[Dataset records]
+++

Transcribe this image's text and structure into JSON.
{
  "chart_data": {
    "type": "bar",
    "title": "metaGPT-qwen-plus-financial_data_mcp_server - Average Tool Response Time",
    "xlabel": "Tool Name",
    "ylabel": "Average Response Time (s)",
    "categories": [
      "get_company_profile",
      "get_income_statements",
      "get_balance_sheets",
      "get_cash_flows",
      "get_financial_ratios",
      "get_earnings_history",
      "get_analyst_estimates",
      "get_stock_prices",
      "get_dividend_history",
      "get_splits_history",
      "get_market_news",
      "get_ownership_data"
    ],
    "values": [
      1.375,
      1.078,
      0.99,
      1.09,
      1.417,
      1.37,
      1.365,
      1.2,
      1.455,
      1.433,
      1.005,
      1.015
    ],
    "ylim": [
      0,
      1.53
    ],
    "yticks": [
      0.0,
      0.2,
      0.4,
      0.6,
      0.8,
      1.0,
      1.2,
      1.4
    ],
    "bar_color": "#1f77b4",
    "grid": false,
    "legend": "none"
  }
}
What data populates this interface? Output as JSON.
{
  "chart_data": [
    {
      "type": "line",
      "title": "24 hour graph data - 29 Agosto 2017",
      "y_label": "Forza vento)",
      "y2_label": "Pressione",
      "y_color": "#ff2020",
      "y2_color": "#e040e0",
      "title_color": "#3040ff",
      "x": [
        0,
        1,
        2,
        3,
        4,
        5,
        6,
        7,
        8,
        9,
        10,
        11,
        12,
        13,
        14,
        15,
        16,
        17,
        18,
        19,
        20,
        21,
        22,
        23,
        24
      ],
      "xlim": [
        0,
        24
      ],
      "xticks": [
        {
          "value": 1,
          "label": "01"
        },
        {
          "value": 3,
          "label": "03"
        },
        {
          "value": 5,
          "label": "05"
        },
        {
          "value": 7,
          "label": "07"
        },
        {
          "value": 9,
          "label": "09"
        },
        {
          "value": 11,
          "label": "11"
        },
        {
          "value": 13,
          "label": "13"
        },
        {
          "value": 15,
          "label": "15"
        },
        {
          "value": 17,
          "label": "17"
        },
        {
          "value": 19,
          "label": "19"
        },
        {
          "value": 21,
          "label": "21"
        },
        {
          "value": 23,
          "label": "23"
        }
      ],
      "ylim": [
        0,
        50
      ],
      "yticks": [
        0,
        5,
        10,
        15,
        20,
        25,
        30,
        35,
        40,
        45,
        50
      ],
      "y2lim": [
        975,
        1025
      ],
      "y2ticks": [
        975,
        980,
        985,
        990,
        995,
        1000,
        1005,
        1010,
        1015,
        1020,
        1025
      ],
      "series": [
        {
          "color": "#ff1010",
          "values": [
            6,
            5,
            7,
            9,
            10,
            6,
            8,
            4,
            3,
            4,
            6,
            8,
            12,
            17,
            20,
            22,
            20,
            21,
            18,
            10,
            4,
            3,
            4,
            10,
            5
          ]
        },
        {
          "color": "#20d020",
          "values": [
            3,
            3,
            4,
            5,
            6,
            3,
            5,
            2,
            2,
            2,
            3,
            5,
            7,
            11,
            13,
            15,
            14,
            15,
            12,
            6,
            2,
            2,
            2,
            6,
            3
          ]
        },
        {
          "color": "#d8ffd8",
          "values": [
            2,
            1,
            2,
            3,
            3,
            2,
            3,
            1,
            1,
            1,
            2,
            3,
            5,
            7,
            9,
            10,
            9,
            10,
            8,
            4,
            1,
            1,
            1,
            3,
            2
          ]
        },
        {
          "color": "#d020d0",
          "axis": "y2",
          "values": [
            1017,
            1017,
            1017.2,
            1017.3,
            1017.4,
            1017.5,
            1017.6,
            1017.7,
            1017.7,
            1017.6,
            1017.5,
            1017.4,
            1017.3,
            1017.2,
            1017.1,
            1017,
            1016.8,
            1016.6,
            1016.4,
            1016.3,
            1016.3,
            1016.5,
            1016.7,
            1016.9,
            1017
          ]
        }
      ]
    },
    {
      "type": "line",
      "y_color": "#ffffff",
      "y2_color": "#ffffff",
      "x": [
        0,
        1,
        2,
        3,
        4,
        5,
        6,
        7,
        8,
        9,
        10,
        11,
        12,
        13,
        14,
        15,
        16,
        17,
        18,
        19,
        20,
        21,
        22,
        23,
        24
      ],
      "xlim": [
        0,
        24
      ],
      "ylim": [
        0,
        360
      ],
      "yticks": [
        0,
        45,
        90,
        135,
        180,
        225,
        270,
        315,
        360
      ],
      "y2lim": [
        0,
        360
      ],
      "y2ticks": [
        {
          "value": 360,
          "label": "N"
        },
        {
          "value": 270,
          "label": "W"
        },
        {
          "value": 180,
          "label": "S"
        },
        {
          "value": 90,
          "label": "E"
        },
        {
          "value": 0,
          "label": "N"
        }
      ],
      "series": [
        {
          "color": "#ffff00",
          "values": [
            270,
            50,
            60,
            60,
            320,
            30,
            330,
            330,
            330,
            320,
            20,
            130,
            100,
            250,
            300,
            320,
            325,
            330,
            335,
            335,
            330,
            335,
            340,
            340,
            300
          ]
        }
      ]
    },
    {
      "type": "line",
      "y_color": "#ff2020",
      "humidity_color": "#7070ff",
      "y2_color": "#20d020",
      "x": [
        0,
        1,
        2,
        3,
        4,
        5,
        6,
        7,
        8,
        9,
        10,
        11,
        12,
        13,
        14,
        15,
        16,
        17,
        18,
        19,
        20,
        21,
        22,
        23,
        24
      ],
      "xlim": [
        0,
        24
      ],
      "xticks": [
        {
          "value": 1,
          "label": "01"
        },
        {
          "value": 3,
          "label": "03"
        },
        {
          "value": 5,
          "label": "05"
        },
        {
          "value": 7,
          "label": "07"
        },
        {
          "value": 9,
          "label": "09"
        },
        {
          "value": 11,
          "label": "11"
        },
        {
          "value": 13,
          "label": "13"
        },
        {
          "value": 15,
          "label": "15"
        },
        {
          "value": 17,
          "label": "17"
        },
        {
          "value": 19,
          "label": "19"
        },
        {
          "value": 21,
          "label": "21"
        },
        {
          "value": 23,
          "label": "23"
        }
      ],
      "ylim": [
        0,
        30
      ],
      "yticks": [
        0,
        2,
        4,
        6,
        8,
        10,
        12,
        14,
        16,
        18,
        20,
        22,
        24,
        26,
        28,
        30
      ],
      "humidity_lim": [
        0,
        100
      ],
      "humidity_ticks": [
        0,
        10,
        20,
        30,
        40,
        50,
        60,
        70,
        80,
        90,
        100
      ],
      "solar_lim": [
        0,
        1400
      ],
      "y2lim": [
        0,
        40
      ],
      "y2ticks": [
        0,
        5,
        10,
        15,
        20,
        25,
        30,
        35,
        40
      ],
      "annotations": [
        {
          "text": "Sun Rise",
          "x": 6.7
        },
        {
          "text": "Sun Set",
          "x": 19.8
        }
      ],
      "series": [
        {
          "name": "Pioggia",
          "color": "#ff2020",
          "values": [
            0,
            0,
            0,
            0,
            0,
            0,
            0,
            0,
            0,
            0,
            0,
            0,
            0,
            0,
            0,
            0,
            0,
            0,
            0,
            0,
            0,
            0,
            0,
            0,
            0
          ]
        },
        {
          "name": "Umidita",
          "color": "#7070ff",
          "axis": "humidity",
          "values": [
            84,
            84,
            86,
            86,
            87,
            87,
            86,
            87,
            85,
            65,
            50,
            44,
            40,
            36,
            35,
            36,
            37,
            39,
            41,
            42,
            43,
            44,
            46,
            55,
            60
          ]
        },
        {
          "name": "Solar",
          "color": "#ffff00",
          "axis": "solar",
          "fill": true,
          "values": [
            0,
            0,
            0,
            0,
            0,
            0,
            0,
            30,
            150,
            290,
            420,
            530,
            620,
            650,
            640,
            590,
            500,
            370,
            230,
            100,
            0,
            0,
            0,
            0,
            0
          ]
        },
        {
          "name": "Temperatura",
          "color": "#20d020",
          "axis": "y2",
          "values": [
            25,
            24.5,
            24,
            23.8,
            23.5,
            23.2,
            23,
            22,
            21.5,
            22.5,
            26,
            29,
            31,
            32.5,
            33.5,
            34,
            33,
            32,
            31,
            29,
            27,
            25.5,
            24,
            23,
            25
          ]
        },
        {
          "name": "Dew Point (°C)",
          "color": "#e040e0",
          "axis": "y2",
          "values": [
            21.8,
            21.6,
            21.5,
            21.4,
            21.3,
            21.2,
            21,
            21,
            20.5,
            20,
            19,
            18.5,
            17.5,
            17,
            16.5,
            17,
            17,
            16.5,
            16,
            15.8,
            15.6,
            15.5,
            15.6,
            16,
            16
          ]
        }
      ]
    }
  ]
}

+++

Gather each line in the data that holds the string "Response".

Answer below:
    "title": "metaGPT-qwen-plus-financial_data_mcp_server - Average Tool Response Time",
    "ylabel": "Average Response Time (s)",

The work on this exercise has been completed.